▼▼▼
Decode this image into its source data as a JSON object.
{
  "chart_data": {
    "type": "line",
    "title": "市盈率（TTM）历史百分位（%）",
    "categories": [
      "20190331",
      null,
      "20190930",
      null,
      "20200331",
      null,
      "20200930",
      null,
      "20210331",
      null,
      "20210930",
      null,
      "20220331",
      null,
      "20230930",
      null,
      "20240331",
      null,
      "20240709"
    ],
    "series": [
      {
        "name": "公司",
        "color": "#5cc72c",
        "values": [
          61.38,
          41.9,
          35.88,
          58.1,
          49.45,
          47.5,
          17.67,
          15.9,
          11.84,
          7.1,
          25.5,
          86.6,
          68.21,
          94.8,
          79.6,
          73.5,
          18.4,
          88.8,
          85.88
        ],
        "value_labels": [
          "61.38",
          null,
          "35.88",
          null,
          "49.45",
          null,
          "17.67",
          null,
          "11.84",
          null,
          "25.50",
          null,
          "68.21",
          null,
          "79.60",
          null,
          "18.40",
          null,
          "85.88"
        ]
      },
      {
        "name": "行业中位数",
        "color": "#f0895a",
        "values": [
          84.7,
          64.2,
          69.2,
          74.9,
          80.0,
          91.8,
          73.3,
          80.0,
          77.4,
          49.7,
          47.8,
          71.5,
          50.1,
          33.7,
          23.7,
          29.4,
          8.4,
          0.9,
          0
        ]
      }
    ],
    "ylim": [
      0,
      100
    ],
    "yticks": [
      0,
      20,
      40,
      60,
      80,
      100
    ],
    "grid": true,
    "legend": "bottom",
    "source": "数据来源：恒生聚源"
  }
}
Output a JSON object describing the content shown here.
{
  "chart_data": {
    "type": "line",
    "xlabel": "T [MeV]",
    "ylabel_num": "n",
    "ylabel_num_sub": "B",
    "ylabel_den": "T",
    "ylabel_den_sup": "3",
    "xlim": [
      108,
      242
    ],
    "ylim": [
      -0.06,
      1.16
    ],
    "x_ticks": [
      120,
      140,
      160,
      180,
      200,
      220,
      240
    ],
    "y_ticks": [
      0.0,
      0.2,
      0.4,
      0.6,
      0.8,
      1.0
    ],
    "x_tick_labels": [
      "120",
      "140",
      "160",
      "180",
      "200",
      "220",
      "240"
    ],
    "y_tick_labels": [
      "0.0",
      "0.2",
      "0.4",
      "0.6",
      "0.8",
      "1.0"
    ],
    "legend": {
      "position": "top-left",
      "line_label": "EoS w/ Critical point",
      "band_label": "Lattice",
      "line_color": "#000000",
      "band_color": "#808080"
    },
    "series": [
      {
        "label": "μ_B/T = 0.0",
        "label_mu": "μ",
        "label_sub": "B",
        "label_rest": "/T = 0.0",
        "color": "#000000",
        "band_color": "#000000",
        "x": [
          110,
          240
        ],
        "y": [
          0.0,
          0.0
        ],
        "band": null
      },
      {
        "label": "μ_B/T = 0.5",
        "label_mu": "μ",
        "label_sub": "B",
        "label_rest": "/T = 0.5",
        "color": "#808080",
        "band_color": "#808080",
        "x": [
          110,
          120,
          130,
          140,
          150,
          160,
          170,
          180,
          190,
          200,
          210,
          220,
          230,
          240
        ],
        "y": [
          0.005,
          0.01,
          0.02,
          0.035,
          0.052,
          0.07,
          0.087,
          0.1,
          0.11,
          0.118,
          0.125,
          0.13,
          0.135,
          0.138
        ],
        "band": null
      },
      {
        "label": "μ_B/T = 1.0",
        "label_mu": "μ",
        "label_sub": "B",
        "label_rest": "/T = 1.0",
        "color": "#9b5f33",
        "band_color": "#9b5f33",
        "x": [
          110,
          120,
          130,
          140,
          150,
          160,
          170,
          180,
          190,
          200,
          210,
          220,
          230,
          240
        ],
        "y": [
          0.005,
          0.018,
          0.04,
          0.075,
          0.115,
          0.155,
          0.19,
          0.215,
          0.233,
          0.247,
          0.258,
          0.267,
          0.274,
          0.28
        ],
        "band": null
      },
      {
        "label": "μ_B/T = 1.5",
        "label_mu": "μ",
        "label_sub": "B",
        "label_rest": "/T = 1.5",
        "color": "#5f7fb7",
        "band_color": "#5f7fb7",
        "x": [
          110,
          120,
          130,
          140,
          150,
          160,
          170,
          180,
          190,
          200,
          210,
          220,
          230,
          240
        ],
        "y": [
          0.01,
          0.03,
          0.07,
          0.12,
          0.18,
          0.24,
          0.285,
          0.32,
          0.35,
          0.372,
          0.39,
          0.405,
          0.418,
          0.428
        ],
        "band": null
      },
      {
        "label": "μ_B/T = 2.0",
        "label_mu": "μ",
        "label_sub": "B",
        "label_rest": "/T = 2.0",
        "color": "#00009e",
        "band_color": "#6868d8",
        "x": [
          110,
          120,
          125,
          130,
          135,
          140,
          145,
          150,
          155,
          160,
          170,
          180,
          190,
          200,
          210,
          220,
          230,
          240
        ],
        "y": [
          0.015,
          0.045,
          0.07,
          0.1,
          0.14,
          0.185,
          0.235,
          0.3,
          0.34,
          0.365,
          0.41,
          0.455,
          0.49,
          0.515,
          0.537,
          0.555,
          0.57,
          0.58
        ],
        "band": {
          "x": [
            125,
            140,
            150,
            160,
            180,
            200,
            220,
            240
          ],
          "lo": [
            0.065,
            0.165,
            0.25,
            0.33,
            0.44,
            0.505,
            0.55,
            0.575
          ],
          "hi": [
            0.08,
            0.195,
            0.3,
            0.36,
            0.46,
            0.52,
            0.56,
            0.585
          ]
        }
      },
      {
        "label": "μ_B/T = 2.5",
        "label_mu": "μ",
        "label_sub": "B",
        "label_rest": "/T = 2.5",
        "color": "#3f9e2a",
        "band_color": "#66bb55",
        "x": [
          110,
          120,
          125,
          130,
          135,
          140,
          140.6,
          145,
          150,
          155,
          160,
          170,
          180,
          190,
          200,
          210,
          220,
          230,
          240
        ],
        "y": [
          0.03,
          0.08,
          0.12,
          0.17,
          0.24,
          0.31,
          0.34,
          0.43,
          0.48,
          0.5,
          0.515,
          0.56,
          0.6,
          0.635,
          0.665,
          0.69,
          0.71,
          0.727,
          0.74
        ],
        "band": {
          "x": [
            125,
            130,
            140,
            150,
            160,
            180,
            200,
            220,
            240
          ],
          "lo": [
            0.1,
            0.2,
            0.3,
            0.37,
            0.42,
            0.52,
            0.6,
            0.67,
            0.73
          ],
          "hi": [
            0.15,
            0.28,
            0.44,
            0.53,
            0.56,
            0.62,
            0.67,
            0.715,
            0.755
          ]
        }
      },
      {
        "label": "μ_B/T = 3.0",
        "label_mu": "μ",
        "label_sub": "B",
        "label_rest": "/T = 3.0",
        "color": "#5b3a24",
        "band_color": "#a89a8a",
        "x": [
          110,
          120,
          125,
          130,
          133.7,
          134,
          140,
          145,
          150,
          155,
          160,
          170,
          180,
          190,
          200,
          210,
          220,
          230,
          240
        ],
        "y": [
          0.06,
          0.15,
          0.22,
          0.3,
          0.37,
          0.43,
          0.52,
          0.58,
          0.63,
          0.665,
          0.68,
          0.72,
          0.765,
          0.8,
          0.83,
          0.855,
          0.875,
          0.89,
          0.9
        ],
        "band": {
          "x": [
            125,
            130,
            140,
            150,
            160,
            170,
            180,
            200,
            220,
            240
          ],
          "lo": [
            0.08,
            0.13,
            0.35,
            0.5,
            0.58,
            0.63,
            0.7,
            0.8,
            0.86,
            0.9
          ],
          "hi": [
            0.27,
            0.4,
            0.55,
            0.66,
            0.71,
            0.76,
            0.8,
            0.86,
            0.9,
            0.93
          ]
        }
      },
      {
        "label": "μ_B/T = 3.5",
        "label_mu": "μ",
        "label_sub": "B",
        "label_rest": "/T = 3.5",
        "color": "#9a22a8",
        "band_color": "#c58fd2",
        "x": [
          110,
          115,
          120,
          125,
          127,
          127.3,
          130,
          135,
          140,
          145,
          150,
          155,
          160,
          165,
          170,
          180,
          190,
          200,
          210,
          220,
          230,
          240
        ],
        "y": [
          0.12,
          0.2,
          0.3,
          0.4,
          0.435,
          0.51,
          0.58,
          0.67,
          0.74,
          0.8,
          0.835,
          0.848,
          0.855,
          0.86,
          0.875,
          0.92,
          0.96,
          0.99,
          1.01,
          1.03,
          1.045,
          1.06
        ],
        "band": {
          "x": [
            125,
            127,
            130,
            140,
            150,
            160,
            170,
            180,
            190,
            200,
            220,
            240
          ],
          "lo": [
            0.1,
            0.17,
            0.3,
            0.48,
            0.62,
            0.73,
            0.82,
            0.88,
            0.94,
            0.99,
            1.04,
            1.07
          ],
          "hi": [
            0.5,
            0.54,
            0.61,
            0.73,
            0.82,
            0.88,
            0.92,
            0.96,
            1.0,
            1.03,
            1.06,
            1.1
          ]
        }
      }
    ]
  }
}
▲▲▲
Only lines with the string "JSON" belong in your answer; copy each one.

Decode this image into its source data as a JSON object.
Output a JSON object describing the content shown here.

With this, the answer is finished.